─── Extrait fourni ───
Trois autres enfants rentrent.

"Il a combien d’enfants, demandai-je.

-  Neuf. Il est déjà grand père.

- Quel âge a-t-il ?

- 43 ans.

- Et les autres, où sont-ils ?

- Certains se sont enfuis, d’autres sont à l’orphelinat.

- Pourquoi l’orphelinat ?

- Parce qu’ils sont mieux là-bas…"

Et déjà il faut partir…

"Pourquoi fait-il autant d’enfants s’il ne peut pas s’en occuper ?, interrogeai-je.

- Parce que cela a toujours été comme ça, me répond Nicolae. J’essaye d’expliquer, de convaincre mais il faudrait de véritables campagnes. Deux siècles d’esclavage, nos plus belles filles pour le lit des boyards, quel peuple n’aurait pas de stigmates ?"

Avant de se quitter, Nicolae me prend par les épaules, me regarde droit dans les yeux et me dit :

"L’éducation, ce n’est pas tout. Regarde : les Juifs allemands étaient très éduqués et ils sont rentrés avec les Tziganes dans les chambres à gaz alors que ces derniers n’avaient aucune éducation. Souvent, les Roms qui réussissent à s’extirper et à s’assimiler, cachent leurs origines en raison des préjugés sans rendre de compte à leur communauté. Il n’y a pas d’approche globale du problème rom. Ce qu’on voit, ce sont les conséquences d’une politique nulle. La Commission européenne doit s’occuper de 12 millions de Roms. Personne n’a la moindre expérience. La commissaire à la justice, aux droits fondamentaux et à la citoyenneté, Viviane Reding, est originaire du Luxembourg, seul pays de l’Union européenne où il n’y pas un seul Rom et qui en est fier.  Les technocrates sont nommés pour s’occuper des Roms, mais lorsqu’ils commencent à avoir un peu d’expérience, généralement au bout de 3/4 ans, ils sont mutés dans d’autres services. Les Roms aussi ont leurs responsabilités : ils doivent dénoncer les maris qui battent les femmes, les trafics d’enfants, la mendicité forcée. Mais ils ne le font pas. Eux aussi doivent évoluer, sinon on n’en sortira jamais."
───
**Série d'exercices:**
[a] Reformulez sous forme de liste le paragraphe de l'extrait qui commence par « L’éducation, ce n’est pas tout », en gardant ses faits principaux.
[b] Selon l'extrait, quel âge a l'homme qui a neuf enfants ?
─── Données fournies ───
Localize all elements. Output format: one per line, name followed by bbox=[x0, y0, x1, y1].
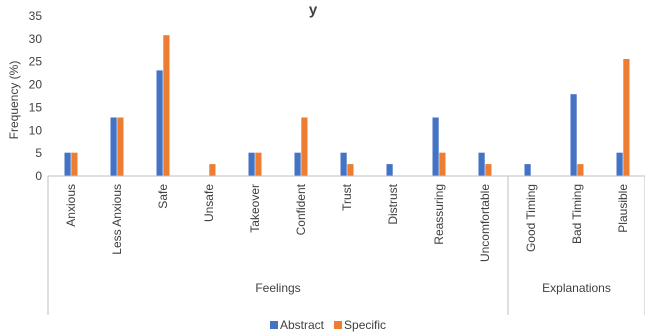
───
**Réponses aux exercices:**
[a]
- L'éducation ne suffit pas : les Juifs allemands, très éduqués, sont entrés dans les chambres à gaz avec les Tziganes, qui n'avaient aucune éducation.
- Les Roms qui parviennent à s'en sortir et à s'assimiler cachent souvent leurs origines à cause des préjugés, sans rendre de compte à leur communauté.
- Il n'existe aucune approche globale du problème rom. Ce qu'on observe découle d'une politique nulle.
- La Commission européenne doit s'occuper de 12 millions de Roms, mais personne n'a la moindre expérience.
- La commissaire à la justice, aux droits fondamentaux et à la citoyenneté, Viviane Reding, vient du Luxembourg. C'est le seul pays de l'Union européenne qui ne compte aucun Rom, et il en est fier.
- Les technocrates chargés des Roms sont mutés dans d'autres services dès qu'ils acquièrent un peu d'expérience, généralement au bout de trois ou quatre ans.
- Les Roms ont aussi leurs responsabilités. Ils devraient dénoncer les maris qui battent leur femme, les trafics d'enfants et la mendicité forcée, mais ils ne le font pas. Eux aussi doivent évoluer.

[b] 43 ans.